Set exercise: Below are the records; pull every line that includes "open".

Exercise material:
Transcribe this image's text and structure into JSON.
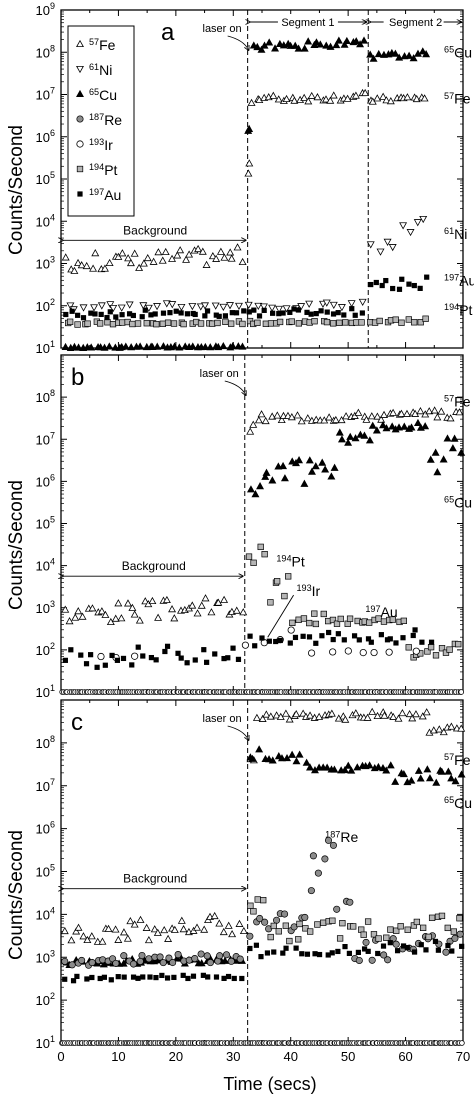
{
  "figure": {
    "xlabel": "Time (secs)",
    "ylabel": "Counts/Second",
    "xticks": [
      "0",
      "10",
      "20",
      "30",
      "40",
      "50",
      "60",
      "70"
    ]
  },
  "chart_data": [
    {
      "type": "scatter",
      "panel_label": "a",
      "xlim": [
        0,
        70
      ],
      "ylim_log10": [
        1,
        9
      ],
      "y_scale": "log",
      "yticks": [
        1,
        2,
        3,
        4,
        5,
        6,
        7,
        8,
        9
      ],
      "legend": [
        {
          "iso": "57",
          "el": "Fe",
          "marker": "tri-up-open"
        },
        {
          "iso": "61",
          "el": "Ni",
          "marker": "tri-down-open"
        },
        {
          "iso": "65",
          "el": "Cu",
          "marker": "tri-up-filled"
        },
        {
          "iso": "187",
          "el": "Re",
          "marker": "circle-gray"
        },
        {
          "iso": "193",
          "el": "Ir",
          "marker": "circle-open"
        },
        {
          "iso": "194",
          "el": "Pt",
          "marker": "square-gray"
        },
        {
          "iso": "197",
          "el": "Au",
          "marker": "square-filled"
        }
      ],
      "vlines": [
        32.5,
        53.5
      ],
      "annotations": {
        "laser_on": "laser on",
        "segment1": "Segment 1",
        "segment2": "Segment 2",
        "background": "Background",
        "labels": [
          {
            "iso": "65",
            "el": "Cu",
            "x": 66,
            "y": 8.0
          },
          {
            "iso": "57",
            "el": "Fe",
            "x": 66,
            "y": 6.9
          },
          {
            "iso": "61",
            "el": "Ni",
            "x": 66,
            "y": 3.7
          },
          {
            "iso": "197",
            "el": "Au",
            "x": 66,
            "y": 2.6
          },
          {
            "iso": "194",
            "el": "Pt",
            "x": 66,
            "y": 1.9
          }
        ]
      },
      "series": [
        {
          "iso": "57",
          "el": "Fe",
          "marker": "tri-up-open",
          "segments": [
            [
              0.5,
              32,
              2.8,
              3.4
            ],
            [
              32.5,
              33,
              5.0,
              5.7
            ],
            [
              33,
              53.5,
              6.8,
              7.05
            ],
            [
              53.5,
              64,
              6.8,
              7.0
            ]
          ],
          "density": 1.3
        },
        {
          "iso": "61",
          "el": "Ni",
          "marker": "tri-down-open",
          "segments": [
            [
              0.5,
              32,
              1.9,
              2.1
            ],
            [
              32,
              53,
              1.9,
              2.15
            ],
            [
              53.5,
              59,
              3.2,
              3.6
            ],
            [
              59,
              64,
              3.6,
              4.1
            ]
          ],
          "density": 0.7
        },
        {
          "iso": "65",
          "el": "Cu",
          "marker": "tri-up-filled",
          "segments": [
            [
              0.5,
              32,
              1.0,
              1.05
            ],
            [
              32.5,
              33,
              6.1,
              6.2
            ],
            [
              33,
              53.5,
              8.05,
              8.3
            ],
            [
              53.5,
              64,
              7.8,
              8.05
            ]
          ],
          "density": 1.3
        },
        {
          "iso": "194",
          "el": "Pt",
          "marker": "square-gray",
          "segments": [
            [
              0.5,
              53,
              1.55,
              1.65
            ],
            [
              53.5,
              64,
              1.55,
              1.7
            ]
          ],
          "density": 1.0
        },
        {
          "iso": "197",
          "el": "Au",
          "marker": "square-filled",
          "segments": [
            [
              0.5,
              53,
              1.7,
              1.95
            ],
            [
              53.5,
              64,
              2.3,
              2.7
            ]
          ],
          "density": 1.0
        }
      ]
    },
    {
      "type": "scatter",
      "panel_label": "b",
      "xlim": [
        0,
        70
      ],
      "ylim_log10": [
        1,
        9
      ],
      "y_scale": "log",
      "yticks": [
        1,
        2,
        3,
        4,
        5,
        6,
        7,
        8
      ],
      "vlines": [
        32
      ],
      "annotations": {
        "laser_on": "laser on",
        "background": "Background",
        "labels": [
          {
            "iso": "57",
            "el": "Fe",
            "x": 66,
            "y": 7.9
          },
          {
            "iso": "65",
            "el": "Cu",
            "x": 66,
            "y": 5.5
          },
          {
            "iso": "194",
            "el": "Pt",
            "x": 37.5,
            "y": 4.1
          },
          {
            "iso": "193",
            "el": "Ir",
            "x": 41,
            "y": 3.4
          },
          {
            "iso": "197",
            "el": "Au",
            "x": 53,
            "y": 2.9
          }
        ]
      },
      "series": [
        {
          "iso": "57",
          "el": "Fe",
          "marker": "tri-up-open",
          "segments": [
            [
              0.5,
              32,
              2.6,
              3.3
            ],
            [
              32.5,
              34,
              6.5,
              7.5
            ],
            [
              34,
              70,
              7.4,
              7.7
            ]
          ],
          "density": 1.3
        },
        {
          "iso": "65",
          "el": "Cu",
          "marker": "tri-up-filled",
          "segments": [
            [
              32.5,
              35,
              5.6,
              6.0
            ],
            [
              35,
              42,
              5.8,
              6.6
            ],
            [
              42,
              48,
              5.9,
              6.7
            ],
            [
              48,
              54,
              6.8,
              7.3
            ],
            [
              54,
              64,
              7.2,
              7.4
            ],
            [
              64,
              70,
              6.1,
              7.2
            ]
          ],
          "density": 1.3
        },
        {
          "iso": "194",
          "el": "Pt",
          "marker": "square-gray",
          "segments": [
            [
              32.5,
              36,
              4.0,
              4.5
            ],
            [
              36,
              40,
              3.1,
              3.8
            ],
            [
              40,
              47,
              2.5,
              3.0
            ],
            [
              47,
              60,
              2.6,
              2.8
            ],
            [
              60,
              70,
              1.8,
              2.2
            ]
          ],
          "density": 1.2
        },
        {
          "iso": "193",
          "el": "Ir",
          "marker": "circle-open",
          "segments": [
            [
              5,
              14,
              1.8,
              1.9
            ],
            [
              32,
              42,
              2.0,
              2.5
            ],
            [
              42,
              63,
              1.9,
              2.0
            ]
          ],
          "density": 0.35
        },
        {
          "iso": "197",
          "el": "Au",
          "marker": "square-filled",
          "segments": [
            [
              0.5,
              32,
              1.55,
              2.2
            ],
            [
              32.5,
              65,
              2.0,
              2.5
            ]
          ],
          "density": 0.9
        },
        {
          "iso": "base",
          "el": "",
          "marker": "baseline",
          "segments": [
            [
              0,
              70,
              1.0,
              1.0
            ]
          ],
          "density": 3.0
        }
      ]
    },
    {
      "type": "scatter",
      "panel_label": "c",
      "xlim": [
        0,
        70
      ],
      "ylim_log10": [
        1,
        9
      ],
      "y_scale": "log",
      "yticks": [
        1,
        2,
        3,
        4,
        5,
        6,
        7,
        8
      ],
      "xticks": [
        0,
        10,
        20,
        30,
        40,
        50,
        60,
        70
      ],
      "vlines": [
        32.5
      ],
      "annotations": {
        "laser_on": "laser on",
        "background": "Background",
        "labels": [
          {
            "iso": "57",
            "el": "Fe",
            "x": 66,
            "y": 7.6
          },
          {
            "iso": "65",
            "el": "Cu",
            "x": 66,
            "y": 6.6
          },
          {
            "iso": "187",
            "el": "Re",
            "x": 46,
            "y": 5.8
          }
        ]
      },
      "series": [
        {
          "iso": "57",
          "el": "Fe",
          "marker": "tri-up-open",
          "segments": [
            [
              0.5,
              32,
              3.3,
              4.0
            ],
            [
              32.5,
              34,
              7.0,
              8.3
            ],
            [
              34,
              64,
              8.5,
              8.75
            ],
            [
              64,
              70,
              8.2,
              8.4
            ]
          ],
          "density": 1.3
        },
        {
          "iso": "65",
          "el": "Cu",
          "marker": "tri-up-filled",
          "segments": [
            [
              0.5,
              32,
              2.8,
              3.0
            ],
            [
              32.5,
              35,
              7.5,
              8.3
            ],
            [
              35,
              43,
              7.4,
              7.8
            ],
            [
              43,
              58,
              7.3,
              7.5
            ],
            [
              58,
              70,
              6.9,
              7.5
            ]
          ],
          "density": 1.3
        },
        {
          "iso": "187",
          "el": "Re",
          "marker": "circle-gray",
          "segments": [
            [
              0.5,
              32,
              2.8,
              3.1
            ],
            [
              32.5,
              43,
              3.4,
              4.2
            ],
            [
              43,
              48,
              4.5,
              5.9
            ],
            [
              48,
              51,
              4.0,
              4.8
            ],
            [
              51,
              70,
              2.8,
              3.6
            ]
          ],
          "density": 1.1
        },
        {
          "iso": "194",
          "el": "Pt",
          "marker": "square-gray",
          "segments": [
            [
              32.5,
              36,
              4.0,
              4.6
            ],
            [
              36,
              70,
              3.3,
              4.0
            ]
          ],
          "density": 1.1
        },
        {
          "iso": "197",
          "el": "Au",
          "marker": "square-filled",
          "segments": [
            [
              0.5,
              32,
              2.45,
              2.6
            ],
            [
              32.5,
              70,
              3.0,
              3.4
            ]
          ],
          "density": 0.9
        },
        {
          "iso": "base",
          "el": "",
          "marker": "baseline",
          "segments": [
            [
              0,
              70,
              1.0,
              1.0
            ]
          ],
          "density": 3.0
        }
      ]
    }
  ]
}
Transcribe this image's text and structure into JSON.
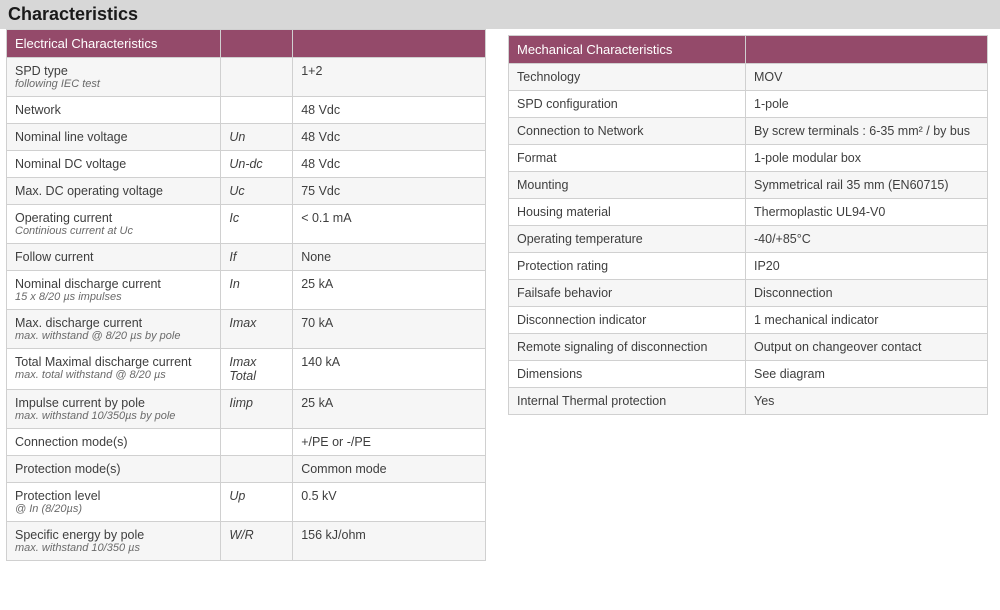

Worked answer:
          "marker": "tri-up-open"
          "marker": "tri-down-open"
          "marker": "circle-open"
          "marker": "tri-up-open",
          "marker": "tri-down-open",
          "marker": "tri-up-open",
          "marker": "circle-open",
          "marker": "tri-up-open",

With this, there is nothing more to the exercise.